WHAT IS EXPECTED -
Each line of the listing below that includes "name" should be reported.
START GIVEN DATA
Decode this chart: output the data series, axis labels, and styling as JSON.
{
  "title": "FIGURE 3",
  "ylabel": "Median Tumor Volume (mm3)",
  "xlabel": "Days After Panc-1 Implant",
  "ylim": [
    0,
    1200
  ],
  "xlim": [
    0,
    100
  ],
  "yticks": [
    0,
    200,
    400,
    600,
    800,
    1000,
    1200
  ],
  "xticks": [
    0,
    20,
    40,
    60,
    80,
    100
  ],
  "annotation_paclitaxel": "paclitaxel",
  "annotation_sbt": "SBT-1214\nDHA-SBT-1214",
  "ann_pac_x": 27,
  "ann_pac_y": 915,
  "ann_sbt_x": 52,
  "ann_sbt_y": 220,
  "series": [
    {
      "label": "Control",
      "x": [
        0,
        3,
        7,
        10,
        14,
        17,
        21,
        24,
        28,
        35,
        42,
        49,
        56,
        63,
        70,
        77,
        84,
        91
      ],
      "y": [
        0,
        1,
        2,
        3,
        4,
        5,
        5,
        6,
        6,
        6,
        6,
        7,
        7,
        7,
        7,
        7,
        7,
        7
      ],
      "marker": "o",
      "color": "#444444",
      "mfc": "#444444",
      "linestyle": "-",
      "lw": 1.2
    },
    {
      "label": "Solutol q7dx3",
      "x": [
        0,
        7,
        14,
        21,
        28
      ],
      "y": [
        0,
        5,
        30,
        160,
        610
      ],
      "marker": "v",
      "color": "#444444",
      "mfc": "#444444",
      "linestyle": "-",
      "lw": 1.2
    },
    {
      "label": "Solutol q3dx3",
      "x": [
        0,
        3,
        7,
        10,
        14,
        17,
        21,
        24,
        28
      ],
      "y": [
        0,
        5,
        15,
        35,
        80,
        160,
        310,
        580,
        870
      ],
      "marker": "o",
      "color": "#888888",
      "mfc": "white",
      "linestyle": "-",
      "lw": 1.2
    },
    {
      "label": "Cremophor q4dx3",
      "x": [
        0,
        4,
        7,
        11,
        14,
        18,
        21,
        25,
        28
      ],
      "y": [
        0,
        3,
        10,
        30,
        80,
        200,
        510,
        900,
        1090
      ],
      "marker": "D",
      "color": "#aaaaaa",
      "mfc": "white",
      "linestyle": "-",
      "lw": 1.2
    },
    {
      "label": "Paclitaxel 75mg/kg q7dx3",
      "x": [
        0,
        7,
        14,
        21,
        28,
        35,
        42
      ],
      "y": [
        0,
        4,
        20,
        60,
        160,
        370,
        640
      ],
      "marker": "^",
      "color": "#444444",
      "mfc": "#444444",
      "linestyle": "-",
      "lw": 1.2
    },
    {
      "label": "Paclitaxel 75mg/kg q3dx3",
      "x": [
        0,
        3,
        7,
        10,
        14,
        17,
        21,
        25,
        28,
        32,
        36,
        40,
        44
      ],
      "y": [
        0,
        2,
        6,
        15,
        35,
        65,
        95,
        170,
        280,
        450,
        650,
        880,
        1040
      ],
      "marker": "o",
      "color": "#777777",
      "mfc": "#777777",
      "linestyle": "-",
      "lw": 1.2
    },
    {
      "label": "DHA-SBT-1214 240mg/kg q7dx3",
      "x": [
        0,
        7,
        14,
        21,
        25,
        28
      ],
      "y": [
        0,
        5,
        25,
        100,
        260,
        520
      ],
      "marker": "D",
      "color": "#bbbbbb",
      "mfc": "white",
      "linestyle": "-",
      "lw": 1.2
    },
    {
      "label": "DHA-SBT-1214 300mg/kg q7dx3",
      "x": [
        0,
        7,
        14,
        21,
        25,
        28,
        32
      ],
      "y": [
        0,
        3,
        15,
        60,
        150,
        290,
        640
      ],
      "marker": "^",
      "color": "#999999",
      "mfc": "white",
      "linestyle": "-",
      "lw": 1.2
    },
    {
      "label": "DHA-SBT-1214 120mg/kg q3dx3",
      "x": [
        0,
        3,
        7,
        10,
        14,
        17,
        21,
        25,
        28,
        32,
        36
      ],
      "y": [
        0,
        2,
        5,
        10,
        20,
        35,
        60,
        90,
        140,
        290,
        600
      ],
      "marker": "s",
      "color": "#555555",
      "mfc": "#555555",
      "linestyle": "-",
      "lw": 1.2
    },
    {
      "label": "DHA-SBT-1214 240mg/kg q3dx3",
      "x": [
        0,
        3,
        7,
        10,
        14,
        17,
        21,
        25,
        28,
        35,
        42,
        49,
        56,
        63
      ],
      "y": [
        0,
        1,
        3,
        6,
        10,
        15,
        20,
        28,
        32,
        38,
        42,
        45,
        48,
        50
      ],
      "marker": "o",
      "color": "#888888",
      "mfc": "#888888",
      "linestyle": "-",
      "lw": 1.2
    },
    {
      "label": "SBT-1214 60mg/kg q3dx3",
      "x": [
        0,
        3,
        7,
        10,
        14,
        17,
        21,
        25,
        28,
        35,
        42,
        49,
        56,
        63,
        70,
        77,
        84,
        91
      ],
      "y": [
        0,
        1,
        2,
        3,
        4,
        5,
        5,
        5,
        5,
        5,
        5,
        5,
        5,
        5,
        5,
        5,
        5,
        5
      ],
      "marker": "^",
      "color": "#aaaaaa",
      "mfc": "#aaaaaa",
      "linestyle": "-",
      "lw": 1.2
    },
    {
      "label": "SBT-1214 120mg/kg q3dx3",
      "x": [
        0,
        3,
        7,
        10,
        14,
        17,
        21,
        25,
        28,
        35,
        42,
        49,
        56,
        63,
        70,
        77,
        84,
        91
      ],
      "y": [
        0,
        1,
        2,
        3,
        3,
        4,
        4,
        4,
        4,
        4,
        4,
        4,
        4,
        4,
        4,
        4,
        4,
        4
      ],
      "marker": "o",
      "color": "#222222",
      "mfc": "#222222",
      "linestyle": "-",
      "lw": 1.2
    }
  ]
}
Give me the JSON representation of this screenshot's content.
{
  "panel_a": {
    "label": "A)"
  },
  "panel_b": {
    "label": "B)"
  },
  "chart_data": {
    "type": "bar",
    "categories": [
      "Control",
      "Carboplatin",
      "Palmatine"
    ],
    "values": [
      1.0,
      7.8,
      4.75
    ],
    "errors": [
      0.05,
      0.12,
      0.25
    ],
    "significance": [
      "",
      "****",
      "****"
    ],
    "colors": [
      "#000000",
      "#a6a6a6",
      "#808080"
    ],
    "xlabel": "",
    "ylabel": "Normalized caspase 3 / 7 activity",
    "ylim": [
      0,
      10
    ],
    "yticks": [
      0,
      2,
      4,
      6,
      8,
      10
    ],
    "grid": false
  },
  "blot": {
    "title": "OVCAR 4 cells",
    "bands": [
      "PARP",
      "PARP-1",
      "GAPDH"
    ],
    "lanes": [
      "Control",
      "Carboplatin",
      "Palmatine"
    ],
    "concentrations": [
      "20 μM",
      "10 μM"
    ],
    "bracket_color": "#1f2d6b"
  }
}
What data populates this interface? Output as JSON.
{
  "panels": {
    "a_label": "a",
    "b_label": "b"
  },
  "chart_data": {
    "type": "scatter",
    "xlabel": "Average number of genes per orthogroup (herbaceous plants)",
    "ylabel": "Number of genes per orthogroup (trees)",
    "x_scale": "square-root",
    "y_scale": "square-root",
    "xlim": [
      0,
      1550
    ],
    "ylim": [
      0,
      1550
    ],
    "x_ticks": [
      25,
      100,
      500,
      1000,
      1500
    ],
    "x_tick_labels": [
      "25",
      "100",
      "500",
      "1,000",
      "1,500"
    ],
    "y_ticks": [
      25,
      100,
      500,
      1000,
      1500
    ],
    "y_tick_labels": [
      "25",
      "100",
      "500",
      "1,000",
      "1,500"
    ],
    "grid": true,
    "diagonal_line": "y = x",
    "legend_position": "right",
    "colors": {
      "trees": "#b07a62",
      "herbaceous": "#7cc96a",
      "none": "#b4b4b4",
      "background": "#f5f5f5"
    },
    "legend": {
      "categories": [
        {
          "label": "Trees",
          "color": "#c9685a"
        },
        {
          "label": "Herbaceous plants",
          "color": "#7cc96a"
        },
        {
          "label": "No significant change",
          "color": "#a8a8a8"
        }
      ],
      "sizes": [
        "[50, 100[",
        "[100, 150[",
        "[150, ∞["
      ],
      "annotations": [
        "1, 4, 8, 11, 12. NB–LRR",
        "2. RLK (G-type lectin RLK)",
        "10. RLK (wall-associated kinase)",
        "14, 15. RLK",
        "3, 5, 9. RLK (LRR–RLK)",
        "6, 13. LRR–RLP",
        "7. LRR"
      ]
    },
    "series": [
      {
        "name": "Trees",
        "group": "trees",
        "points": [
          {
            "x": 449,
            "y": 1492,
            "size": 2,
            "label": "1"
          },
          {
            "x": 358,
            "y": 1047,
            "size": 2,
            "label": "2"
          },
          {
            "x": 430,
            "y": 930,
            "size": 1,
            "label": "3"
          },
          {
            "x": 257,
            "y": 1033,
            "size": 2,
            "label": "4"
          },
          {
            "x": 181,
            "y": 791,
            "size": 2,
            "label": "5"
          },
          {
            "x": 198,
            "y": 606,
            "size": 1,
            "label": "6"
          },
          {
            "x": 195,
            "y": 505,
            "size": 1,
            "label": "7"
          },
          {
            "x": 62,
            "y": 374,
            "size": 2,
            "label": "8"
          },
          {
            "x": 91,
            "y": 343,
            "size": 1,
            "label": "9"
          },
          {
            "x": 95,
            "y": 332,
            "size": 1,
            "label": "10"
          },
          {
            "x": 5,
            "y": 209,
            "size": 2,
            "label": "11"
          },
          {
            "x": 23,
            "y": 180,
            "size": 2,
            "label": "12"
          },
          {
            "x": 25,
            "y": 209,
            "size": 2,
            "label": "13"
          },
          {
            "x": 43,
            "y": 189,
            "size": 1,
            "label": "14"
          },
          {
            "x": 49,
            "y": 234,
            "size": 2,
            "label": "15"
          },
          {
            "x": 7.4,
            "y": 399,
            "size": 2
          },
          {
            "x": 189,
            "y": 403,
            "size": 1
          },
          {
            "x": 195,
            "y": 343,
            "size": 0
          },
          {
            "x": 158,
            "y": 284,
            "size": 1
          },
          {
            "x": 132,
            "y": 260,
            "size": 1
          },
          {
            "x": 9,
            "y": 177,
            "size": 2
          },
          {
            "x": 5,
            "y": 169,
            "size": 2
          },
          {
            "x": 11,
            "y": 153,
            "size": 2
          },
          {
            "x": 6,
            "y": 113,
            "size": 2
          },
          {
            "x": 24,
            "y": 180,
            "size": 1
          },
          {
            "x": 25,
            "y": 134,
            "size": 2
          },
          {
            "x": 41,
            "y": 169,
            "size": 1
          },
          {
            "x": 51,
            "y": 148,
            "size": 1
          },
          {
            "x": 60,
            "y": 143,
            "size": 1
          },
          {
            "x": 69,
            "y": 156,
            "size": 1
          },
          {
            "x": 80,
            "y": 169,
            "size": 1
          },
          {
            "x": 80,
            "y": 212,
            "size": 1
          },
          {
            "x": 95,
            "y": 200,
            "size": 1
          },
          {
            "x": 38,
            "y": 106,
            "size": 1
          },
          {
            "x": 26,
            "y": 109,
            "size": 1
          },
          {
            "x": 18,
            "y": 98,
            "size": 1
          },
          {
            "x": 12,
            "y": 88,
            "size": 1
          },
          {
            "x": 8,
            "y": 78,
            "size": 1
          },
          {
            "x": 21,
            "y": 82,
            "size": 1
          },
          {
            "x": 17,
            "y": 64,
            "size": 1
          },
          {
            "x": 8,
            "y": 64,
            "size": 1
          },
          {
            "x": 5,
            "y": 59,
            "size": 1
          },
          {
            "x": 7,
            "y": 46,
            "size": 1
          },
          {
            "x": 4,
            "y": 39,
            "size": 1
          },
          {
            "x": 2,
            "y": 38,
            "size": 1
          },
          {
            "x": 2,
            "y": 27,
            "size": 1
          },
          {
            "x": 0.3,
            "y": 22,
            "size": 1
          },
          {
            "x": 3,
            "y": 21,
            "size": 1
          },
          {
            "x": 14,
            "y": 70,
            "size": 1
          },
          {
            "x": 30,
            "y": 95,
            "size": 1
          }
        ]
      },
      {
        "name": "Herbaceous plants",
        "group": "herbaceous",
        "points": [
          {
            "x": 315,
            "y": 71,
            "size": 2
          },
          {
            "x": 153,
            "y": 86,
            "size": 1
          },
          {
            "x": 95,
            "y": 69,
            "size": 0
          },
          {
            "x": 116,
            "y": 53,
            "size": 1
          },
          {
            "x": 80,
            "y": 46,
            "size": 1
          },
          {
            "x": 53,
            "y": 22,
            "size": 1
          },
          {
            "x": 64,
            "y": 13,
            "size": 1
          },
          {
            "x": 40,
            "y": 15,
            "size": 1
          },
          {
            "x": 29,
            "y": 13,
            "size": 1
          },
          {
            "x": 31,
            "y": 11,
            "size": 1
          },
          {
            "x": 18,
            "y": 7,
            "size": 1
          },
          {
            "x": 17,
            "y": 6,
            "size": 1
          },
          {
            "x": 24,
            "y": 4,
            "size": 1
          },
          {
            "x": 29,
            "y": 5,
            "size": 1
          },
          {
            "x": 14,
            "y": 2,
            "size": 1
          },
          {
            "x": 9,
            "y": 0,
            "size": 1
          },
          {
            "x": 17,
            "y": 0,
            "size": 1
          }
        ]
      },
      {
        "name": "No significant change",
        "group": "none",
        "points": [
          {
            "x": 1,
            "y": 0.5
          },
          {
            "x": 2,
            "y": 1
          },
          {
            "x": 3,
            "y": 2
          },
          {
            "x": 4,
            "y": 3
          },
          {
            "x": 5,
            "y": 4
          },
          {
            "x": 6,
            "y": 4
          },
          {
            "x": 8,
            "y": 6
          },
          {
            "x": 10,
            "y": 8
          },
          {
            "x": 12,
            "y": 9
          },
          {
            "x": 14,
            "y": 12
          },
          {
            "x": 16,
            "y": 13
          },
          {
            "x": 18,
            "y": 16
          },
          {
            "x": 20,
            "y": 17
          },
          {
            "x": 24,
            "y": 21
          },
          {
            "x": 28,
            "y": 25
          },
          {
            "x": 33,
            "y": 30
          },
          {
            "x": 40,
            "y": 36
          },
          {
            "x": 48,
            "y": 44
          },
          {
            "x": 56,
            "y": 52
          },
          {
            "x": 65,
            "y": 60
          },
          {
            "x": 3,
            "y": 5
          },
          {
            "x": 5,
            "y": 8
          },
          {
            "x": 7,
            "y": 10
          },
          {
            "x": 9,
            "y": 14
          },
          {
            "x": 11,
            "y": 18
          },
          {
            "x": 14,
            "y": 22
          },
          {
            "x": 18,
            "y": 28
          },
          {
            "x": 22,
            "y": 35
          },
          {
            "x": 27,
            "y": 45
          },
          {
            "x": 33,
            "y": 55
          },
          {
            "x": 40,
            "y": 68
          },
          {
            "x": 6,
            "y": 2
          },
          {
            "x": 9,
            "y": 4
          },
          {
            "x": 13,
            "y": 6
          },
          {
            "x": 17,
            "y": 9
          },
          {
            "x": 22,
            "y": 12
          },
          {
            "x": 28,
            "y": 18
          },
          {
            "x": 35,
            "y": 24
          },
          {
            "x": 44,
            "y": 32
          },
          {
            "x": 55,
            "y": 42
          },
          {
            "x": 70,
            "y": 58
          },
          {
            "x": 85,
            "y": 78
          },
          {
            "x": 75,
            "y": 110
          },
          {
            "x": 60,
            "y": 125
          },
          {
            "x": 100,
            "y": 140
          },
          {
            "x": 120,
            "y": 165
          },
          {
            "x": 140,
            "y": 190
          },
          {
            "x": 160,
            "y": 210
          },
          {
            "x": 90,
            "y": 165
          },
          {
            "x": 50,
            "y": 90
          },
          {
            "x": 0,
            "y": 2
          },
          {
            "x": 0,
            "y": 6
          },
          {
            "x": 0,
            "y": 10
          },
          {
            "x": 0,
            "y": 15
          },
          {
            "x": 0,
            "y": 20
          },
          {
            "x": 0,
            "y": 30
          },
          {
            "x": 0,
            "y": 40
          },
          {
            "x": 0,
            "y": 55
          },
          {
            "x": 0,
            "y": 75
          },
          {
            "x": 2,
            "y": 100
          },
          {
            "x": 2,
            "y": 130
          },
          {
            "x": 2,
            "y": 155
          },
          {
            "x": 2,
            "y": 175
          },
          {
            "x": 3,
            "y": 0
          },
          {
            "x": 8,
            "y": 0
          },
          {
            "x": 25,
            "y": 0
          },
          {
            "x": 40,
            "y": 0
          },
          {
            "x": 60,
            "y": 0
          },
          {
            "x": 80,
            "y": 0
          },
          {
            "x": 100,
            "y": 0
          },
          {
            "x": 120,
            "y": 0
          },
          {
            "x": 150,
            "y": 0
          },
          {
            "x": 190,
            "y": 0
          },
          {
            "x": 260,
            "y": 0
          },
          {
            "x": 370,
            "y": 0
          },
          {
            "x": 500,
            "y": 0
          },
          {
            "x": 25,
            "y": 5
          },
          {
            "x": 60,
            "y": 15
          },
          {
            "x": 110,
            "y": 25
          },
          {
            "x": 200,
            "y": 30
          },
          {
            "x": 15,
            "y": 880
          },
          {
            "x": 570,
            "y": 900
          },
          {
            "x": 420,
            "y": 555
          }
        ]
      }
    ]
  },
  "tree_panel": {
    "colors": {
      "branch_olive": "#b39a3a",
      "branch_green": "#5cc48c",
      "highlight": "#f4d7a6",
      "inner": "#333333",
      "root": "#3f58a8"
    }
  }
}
END GIVEN DATA
TASK ANSWER -
        "name": "Trees",
        "name": "Herbaceous plants",
        "name": "No significant change",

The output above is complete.